**What to do**
From the entries that follow, pick out all lines holding "hjælp".

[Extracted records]

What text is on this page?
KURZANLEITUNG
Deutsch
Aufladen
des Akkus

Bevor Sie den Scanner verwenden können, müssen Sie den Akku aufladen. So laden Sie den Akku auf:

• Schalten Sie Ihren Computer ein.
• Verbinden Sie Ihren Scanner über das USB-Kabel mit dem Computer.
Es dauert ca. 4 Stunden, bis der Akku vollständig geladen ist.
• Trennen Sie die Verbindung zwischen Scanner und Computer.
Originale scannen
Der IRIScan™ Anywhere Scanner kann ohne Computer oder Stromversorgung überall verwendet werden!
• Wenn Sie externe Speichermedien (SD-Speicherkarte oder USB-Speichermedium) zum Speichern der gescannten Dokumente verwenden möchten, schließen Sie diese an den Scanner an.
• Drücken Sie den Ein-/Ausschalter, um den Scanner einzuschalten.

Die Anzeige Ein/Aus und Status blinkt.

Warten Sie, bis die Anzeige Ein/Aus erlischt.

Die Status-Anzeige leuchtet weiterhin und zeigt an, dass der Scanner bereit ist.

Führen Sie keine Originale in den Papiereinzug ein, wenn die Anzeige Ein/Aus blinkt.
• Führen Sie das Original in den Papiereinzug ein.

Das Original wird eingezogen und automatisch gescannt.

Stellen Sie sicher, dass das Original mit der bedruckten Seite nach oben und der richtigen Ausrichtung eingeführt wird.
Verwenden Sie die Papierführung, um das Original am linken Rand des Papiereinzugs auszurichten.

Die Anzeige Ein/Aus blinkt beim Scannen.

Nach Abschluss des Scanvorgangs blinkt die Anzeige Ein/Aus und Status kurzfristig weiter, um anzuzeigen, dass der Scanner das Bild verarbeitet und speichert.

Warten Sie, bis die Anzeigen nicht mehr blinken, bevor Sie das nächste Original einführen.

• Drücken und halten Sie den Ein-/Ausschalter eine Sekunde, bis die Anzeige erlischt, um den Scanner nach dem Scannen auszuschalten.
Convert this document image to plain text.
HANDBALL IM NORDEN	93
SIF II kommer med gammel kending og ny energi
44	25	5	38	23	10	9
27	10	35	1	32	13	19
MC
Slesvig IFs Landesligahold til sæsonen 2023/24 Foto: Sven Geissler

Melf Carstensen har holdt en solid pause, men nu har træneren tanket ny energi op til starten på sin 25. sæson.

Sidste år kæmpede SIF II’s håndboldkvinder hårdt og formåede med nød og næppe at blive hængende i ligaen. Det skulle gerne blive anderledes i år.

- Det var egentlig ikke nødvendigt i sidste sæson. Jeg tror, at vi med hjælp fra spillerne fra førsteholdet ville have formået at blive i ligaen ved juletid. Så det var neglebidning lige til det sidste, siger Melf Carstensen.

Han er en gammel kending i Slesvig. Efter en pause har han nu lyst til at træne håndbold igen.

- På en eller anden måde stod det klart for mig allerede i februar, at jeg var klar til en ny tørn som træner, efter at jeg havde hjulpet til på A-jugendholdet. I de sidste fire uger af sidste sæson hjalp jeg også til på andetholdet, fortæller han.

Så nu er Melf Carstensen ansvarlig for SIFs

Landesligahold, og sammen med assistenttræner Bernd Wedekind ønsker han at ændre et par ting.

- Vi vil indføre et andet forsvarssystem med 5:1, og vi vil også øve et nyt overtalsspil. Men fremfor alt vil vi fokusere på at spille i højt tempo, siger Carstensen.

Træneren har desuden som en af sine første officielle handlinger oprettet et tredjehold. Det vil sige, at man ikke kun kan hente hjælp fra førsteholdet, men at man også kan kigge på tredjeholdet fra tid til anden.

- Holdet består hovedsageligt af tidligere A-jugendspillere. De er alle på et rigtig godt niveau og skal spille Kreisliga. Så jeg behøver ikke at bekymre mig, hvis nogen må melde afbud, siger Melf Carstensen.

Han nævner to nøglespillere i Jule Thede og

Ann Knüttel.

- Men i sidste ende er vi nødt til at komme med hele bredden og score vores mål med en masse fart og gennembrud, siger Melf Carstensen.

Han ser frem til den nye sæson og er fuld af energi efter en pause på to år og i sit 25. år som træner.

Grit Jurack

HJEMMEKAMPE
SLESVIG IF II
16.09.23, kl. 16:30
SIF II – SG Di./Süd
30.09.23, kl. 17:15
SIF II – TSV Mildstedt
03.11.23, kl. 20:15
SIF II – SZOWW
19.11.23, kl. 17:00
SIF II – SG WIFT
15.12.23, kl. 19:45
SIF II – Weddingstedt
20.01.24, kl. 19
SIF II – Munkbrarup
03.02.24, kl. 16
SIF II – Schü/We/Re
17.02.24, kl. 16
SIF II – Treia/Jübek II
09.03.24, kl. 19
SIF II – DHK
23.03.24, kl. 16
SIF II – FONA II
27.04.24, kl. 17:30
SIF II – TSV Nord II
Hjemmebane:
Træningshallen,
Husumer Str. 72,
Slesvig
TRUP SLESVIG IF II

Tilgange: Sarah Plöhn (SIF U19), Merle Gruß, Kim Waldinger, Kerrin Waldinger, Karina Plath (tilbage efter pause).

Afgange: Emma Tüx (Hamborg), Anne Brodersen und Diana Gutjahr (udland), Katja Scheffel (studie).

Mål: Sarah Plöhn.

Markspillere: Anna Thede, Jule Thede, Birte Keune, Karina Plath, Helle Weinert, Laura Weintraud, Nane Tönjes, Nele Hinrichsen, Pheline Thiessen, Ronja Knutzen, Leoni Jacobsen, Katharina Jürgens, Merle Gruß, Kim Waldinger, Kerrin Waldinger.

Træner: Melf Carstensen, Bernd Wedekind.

**Answer to the problem**
- Det var egentlig ikke nødvendigt i sidste sæson. Jeg tror, at vi med hjælp fra spillerne fra førsteholdet ville have formået at blive i ligaen ved juletid. Så det var neglebidning lige til det sidste, siger Melf Carstensen.
Træneren har desuden som en af sine første officielle handlinger oprettet et tredjehold. Det vil sige, at man ikke kun kan hente hjælp fra førsteholdet, men at man også kan kigge på tredjeholdet fra tid til anden.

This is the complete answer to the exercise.